» **WHAT IS REQUIRED**
Go through the entries below and pick out every line with "forma".
========
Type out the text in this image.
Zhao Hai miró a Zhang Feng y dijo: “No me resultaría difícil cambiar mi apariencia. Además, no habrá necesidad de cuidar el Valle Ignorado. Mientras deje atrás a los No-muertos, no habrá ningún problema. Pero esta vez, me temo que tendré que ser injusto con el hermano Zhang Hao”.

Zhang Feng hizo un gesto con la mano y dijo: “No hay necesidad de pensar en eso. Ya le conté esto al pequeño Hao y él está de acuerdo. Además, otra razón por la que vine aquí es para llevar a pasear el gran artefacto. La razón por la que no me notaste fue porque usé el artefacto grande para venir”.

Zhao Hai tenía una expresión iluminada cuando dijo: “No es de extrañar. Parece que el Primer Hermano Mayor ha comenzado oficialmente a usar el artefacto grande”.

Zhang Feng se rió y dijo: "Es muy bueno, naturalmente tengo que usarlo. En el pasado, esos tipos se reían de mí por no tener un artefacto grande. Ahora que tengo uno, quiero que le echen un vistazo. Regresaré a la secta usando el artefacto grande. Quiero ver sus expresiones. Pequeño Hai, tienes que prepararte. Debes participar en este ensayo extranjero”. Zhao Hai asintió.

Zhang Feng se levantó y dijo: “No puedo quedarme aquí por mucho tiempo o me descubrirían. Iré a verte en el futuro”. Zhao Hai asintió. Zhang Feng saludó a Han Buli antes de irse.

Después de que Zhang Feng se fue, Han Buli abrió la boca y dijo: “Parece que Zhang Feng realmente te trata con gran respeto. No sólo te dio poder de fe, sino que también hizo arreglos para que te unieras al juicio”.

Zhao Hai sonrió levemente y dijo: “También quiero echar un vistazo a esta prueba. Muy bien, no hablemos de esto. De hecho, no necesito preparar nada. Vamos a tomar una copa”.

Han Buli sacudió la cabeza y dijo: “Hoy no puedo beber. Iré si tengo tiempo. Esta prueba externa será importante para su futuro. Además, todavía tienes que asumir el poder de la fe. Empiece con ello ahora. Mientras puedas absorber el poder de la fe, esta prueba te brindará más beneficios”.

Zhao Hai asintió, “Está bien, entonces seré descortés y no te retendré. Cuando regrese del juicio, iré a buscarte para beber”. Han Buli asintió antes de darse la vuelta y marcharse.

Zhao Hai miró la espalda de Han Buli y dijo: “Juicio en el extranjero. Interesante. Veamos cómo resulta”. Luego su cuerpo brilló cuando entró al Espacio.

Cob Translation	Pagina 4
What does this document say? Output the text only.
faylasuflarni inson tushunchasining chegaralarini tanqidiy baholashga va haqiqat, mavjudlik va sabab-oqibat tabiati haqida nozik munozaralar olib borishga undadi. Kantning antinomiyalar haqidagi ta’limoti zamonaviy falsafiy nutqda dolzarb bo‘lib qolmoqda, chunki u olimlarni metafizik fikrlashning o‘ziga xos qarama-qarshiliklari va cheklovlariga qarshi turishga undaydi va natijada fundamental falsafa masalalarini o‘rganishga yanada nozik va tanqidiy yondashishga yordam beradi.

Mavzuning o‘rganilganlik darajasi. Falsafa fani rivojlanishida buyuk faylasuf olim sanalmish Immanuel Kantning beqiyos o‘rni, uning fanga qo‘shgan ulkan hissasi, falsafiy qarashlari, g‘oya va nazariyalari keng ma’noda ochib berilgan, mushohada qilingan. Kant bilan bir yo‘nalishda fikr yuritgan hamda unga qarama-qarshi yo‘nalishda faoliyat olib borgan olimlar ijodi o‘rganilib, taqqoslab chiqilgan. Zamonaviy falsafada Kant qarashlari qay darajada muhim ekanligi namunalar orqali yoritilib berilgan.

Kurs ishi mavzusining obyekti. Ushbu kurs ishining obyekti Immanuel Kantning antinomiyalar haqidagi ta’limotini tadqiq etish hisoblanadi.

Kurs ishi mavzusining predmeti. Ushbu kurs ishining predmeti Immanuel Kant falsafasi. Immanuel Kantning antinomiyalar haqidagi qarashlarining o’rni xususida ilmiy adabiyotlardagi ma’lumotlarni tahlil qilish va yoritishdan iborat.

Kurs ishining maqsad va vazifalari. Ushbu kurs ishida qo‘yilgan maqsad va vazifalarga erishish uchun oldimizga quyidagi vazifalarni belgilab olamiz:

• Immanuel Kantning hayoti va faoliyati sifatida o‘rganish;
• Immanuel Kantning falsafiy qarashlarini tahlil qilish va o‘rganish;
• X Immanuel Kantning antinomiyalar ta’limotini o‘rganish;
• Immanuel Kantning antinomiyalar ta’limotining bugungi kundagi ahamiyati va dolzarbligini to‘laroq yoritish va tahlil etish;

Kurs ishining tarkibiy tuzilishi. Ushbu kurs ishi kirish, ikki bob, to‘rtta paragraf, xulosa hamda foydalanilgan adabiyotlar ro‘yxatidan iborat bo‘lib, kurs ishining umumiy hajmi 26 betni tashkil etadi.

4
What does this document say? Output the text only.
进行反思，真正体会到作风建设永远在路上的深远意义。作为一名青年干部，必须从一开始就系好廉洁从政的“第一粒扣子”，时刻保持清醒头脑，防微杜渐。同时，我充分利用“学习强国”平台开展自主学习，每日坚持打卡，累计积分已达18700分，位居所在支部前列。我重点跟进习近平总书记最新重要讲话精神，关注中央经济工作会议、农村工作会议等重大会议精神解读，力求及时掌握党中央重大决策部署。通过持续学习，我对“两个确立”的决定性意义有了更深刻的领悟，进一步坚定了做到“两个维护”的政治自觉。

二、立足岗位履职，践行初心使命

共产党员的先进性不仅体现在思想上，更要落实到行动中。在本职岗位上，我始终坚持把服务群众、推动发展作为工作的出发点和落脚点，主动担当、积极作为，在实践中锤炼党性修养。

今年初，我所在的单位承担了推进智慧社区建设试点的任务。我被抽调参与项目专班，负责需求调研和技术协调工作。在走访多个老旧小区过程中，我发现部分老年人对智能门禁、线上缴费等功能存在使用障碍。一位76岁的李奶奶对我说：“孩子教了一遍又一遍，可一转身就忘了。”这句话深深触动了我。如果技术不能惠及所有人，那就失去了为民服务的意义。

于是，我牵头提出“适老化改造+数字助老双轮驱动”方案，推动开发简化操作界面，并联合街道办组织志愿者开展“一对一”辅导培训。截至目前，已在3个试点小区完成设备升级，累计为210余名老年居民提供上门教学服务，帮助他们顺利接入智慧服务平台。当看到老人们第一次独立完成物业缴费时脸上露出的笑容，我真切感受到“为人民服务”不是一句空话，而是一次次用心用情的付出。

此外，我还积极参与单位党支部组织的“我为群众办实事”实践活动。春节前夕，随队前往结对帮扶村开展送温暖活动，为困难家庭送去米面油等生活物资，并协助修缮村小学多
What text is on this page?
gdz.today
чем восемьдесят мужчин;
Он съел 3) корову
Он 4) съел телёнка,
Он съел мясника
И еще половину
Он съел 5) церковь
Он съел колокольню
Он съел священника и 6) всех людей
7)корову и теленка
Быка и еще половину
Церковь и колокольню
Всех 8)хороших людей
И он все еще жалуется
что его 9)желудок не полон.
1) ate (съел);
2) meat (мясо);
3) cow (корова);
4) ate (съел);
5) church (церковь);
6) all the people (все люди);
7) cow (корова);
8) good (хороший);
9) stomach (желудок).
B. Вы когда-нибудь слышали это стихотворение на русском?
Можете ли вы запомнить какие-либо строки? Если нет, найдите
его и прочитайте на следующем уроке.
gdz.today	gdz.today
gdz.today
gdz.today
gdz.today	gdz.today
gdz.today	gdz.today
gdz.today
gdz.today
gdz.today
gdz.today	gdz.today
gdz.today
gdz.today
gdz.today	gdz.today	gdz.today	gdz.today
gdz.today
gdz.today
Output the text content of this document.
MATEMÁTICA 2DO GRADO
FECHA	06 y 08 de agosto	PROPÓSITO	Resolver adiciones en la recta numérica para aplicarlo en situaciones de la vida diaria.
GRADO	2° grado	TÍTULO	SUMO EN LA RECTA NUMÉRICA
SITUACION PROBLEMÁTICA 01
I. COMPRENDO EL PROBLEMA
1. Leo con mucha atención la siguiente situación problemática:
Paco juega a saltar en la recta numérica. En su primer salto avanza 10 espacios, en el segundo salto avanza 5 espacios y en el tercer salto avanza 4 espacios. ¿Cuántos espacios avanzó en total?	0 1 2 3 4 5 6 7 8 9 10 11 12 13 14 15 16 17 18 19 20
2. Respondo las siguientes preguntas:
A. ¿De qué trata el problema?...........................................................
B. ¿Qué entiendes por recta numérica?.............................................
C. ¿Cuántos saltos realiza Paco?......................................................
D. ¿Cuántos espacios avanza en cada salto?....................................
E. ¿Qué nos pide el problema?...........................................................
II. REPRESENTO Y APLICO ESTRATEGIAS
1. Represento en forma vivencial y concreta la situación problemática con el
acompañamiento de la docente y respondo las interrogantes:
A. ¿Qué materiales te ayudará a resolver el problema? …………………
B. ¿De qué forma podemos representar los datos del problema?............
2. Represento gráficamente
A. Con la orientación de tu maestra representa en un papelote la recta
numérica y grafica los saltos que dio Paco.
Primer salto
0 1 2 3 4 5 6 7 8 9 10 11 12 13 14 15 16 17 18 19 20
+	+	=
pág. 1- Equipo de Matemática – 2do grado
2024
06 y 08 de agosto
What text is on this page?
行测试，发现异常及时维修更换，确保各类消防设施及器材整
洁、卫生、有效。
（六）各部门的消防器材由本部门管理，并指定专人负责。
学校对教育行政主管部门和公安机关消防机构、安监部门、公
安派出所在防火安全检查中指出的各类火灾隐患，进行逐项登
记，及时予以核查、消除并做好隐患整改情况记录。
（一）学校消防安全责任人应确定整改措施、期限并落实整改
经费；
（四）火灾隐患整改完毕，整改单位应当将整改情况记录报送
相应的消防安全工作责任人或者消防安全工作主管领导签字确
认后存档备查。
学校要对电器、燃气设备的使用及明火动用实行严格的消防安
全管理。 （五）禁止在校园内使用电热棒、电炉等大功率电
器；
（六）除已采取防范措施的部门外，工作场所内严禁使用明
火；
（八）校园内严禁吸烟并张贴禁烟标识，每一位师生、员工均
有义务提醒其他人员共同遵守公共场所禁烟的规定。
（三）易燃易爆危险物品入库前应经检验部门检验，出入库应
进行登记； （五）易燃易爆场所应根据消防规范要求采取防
========
» **ANSWER**
1. Represento en forma vivencial y concreta la situación problemática con el
B. ¿De qué forma podemos representar los datos del problema?............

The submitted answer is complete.